**What needs to be done:** Every entry must be echoed exactly.

**Data rows:**
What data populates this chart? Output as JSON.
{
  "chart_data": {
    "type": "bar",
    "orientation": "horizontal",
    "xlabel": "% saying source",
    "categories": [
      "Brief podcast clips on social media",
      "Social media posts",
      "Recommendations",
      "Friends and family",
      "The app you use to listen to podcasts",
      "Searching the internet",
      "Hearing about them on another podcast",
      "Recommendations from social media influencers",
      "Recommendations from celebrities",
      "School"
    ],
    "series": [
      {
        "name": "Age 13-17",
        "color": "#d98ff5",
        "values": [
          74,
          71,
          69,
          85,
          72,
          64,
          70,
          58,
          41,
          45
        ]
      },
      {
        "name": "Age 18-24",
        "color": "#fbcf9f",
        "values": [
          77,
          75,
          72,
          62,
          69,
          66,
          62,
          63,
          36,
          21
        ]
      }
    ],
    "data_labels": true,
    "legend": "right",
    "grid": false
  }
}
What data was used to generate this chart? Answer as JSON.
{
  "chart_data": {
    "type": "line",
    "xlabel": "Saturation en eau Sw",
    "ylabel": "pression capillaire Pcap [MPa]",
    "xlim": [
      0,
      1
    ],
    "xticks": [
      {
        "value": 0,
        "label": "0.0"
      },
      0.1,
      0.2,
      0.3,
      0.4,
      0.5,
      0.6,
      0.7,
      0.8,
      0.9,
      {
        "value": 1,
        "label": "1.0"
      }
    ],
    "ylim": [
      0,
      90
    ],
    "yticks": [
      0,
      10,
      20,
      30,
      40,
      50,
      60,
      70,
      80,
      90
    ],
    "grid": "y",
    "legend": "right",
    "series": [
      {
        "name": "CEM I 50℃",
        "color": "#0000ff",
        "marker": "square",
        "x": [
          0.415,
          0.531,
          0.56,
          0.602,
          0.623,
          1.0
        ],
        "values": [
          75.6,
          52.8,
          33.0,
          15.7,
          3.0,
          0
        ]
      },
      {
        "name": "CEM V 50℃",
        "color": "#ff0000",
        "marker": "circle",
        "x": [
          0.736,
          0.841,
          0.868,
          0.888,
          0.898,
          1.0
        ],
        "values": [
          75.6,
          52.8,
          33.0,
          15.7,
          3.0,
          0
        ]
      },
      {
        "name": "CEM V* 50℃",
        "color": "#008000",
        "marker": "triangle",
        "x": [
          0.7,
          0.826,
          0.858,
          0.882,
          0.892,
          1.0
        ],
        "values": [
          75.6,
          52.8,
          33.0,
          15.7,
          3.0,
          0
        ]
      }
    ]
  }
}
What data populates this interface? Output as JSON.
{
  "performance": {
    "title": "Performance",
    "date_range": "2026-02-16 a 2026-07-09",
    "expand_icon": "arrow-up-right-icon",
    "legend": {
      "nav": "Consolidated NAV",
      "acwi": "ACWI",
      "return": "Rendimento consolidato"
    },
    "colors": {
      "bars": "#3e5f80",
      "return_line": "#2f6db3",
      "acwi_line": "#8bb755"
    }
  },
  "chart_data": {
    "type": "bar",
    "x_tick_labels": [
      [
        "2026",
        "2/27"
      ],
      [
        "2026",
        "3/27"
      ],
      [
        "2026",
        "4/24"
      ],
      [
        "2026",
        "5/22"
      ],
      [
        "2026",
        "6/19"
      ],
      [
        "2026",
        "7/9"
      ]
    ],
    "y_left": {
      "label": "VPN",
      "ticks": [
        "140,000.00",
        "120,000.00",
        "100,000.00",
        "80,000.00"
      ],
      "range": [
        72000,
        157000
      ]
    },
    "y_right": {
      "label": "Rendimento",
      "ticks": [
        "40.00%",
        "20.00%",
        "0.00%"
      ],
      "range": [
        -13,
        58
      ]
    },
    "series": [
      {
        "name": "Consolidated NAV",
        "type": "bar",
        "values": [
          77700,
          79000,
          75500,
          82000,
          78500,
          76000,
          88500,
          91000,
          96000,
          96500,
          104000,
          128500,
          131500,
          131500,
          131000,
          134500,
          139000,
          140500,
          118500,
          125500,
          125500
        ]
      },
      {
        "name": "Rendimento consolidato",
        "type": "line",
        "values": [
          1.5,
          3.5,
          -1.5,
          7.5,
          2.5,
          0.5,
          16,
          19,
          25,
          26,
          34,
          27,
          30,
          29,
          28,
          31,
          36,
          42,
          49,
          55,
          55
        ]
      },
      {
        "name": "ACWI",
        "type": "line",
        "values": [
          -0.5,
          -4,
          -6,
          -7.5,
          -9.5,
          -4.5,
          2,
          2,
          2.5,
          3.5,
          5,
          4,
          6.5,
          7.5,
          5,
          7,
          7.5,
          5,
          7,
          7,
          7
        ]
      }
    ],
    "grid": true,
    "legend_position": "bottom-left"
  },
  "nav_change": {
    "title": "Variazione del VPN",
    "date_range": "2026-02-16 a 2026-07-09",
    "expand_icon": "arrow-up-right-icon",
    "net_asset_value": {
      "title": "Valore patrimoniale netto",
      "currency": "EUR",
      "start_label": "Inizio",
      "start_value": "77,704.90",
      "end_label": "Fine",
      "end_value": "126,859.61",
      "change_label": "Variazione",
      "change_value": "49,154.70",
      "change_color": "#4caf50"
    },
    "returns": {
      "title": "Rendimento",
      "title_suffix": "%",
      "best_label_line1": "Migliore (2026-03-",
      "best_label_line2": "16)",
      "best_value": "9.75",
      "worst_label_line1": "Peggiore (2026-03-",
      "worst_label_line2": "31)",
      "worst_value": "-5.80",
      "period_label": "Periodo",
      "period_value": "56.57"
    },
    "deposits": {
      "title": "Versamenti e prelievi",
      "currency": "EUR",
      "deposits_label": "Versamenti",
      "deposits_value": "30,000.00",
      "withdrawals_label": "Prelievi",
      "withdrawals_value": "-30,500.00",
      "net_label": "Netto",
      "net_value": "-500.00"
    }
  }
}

**Full answer:**
What data populates this chart? Output as JSON.
{
  "chart_data": {
    "type": "bar",
    "orientation": "horizontal",
    "xlabel": "% saying source",
    "categories": [
      "Brief podcast clips on social media",
      "Social media posts",
      "Recommendations",
      "Friends and family",
      "The app you use to listen to podcasts",
      "Searching the internet",
      "Hearing about them on another podcast",
      "Recommendations from social media influencers",
      "Recommendations from celebrities",
      "School"
    ],
    "series": [
      {
        "name": "Age 13-17",
        "color": "#d98ff5",
        "values": [
          74,
          71,
          69,
          85,
          72,
          64,
          70,
          58,
          41,
          45
        ]
      },
      {
        "name": "Age 18-24",
        "color": "#fbcf9f",
        "values": [
          77,
          75,
          72,
          62,
          69,
          66,
          62,
          63,
          36,
          21
        ]
      }
    ],
    "data_labels": true,
    "legend": "right",
    "grid": false
  }
}
What data was used to generate this chart? Answer as JSON.
{
  "chart_data": {
    "type": "line",
    "xlabel": "Saturation en eau Sw",
    "ylabel": "pression capillaire Pcap [MPa]",
    "xlim": [
      0,
      1
    ],
    "xticks": [
      {
        "value": 0,
        "label": "0.0"
      },
      0.1,
      0.2,
      0.3,
      0.4,
      0.5,
      0.6,
      0.7,
      0.8,
      0.9,
      {
        "value": 1,
        "label": "1.0"
      }
    ],
    "ylim": [
      0,
      90
    ],
    "yticks": [
      0,
      10,
      20,
      30,
      40,
      50,
      60,
      70,
      80,
      90
    ],
    "grid": "y",
    "legend": "right",
    "series": [
      {
        "name": "CEM I 50℃",
        "color": "#0000ff",
        "marker": "square",
        "x": [
          0.415,
          0.531,
          0.56,
          0.602,
          0.623,
          1.0
        ],
        "values": [
          75.6,
          52.8,
          33.0,
          15.7,
          3.0,
          0
        ]
      },
      {
        "name": "CEM V 50℃",
        "color": "#ff0000",
        "marker": "circle",
        "x": [
          0.736,
          0.841,
          0.868,
          0.888,
          0.898,
          1.0
        ],
        "values": [
          75.6,
          52.8,
          33.0,
          15.7,
          3.0,
          0
        ]
      },
      {
        "name": "CEM V* 50℃",
        "color": "#008000",
        "marker": "triangle",
        "x": [
          0.7,
          0.826,
          0.858,
          0.882,
          0.892,
          1.0
        ],
        "values": [
          75.6,
          52.8,
          33.0,
          15.7,
          3.0,
          0
        ]
      }
    ]
  }
}
What data populates this interface? Output as JSON.
{
  "performance": {
    "title": "Performance",
    "date_range": "2026-02-16 a 2026-07-09",
    "expand_icon": "arrow-up-right-icon",
    "legend": {
      "nav": "Consolidated NAV",
      "acwi": "ACWI",
      "return": "Rendimento consolidato"
    },
    "colors": {
      "bars": "#3e5f80",
      "return_line": "#2f6db3",
      "acwi_line": "#8bb755"
    }
  },
  "chart_data": {
    "type": "bar",
    "x_tick_labels": [
      [
        "2026",
        "2/27"
      ],
      [
        "2026",
        "3/27"
      ],
      [
        "2026",
        "4/24"
      ],
      [
        "2026",
        "5/22"
      ],
      [
        "2026",
        "6/19"
      ],
      [
        "2026",
        "7/9"
      ]
    ],
    "y_left": {
      "label": "VPN",
      "ticks": [
        "140,000.00",
        "120,000.00",
        "100,000.00",
        "80,000.00"
      ],
      "range": [
        72000,
        157000
      ]
    },
    "y_right": {
      "label": "Rendimento",
      "ticks": [
        "40.00%",
        "20.00%",
        "0.00%"
      ],
      "range": [
        -13,
        58
      ]
    },
    "series": [
      {
        "name": "Consolidated NAV",
        "type": "bar",
        "values": [
          77700,
          79000,
          75500,
          82000,
          78500,
          76000,
          88500,
          91000,
          96000,
          96500,
          104000,
          128500,
          131500,
          131500,
          131000,
          134500,
          139000,
          140500,
          118500,
          125500,
          125500
        ]
      },
      {
        "name": "Rendimento consolidato",
        "type": "line",
        "values": [
          1.5,
          3.5,
          -1.5,
          7.5,
          2.5,
          0.5,
          16,
          19,
          25,
          26,
          34,
          27,
          30,
          29,
          28,
          31,
          36,
          42,
          49,
          55,
          55
        ]
      },
      {
        "name": "ACWI",
        "type": "line",
        "values": [
          -0.5,
          -4,
          -6,
          -7.5,
          -9.5,
          -4.5,
          2,
          2,
          2.5,
          3.5,
          5,
          4,
          6.5,
          7.5,
          5,
          7,
          7.5,
          5,
          7,
          7,
          7
        ]
      }
    ],
    "grid": true,
    "legend_position": "bottom-left"
  },
  "nav_change": {
    "title": "Variazione del VPN",
    "date_range": "2026-02-16 a 2026-07-09",
    "expand_icon": "arrow-up-right-icon",
    "net_asset_value": {
      "title": "Valore patrimoniale netto",
      "currency": "EUR",
      "start_label": "Inizio",
      "start_value": "77,704.90",
      "end_label": "Fine",
      "end_value": "126,859.61",
      "change_label": "Variazione",
      "change_value": "49,154.70",
      "change_color": "#4caf50"
    },
    "returns": {
      "title": "Rendimento",
      "title_suffix": "%",
      "best_label_line1": "Migliore (2026-03-",
      "best_label_line2": "16)",
      "best_value": "9.75",
      "worst_label_line1": "Peggiore (2026-03-",
      "worst_label_line2": "31)",
      "worst_value": "-5.80",
      "period_label": "Periodo",
      "period_value": "56.57"
    },
    "deposits": {
      "title": "Versamenti e prelievi",
      "currency": "EUR",
      "deposits_label": "Versamenti",
      "deposits_value": "30,000.00",
      "withdrawals_label": "Prelievi",
      "withdrawals_value": "-30,500.00",
      "net_label": "Netto",
      "net_value": "-500.00"
    }
  }
}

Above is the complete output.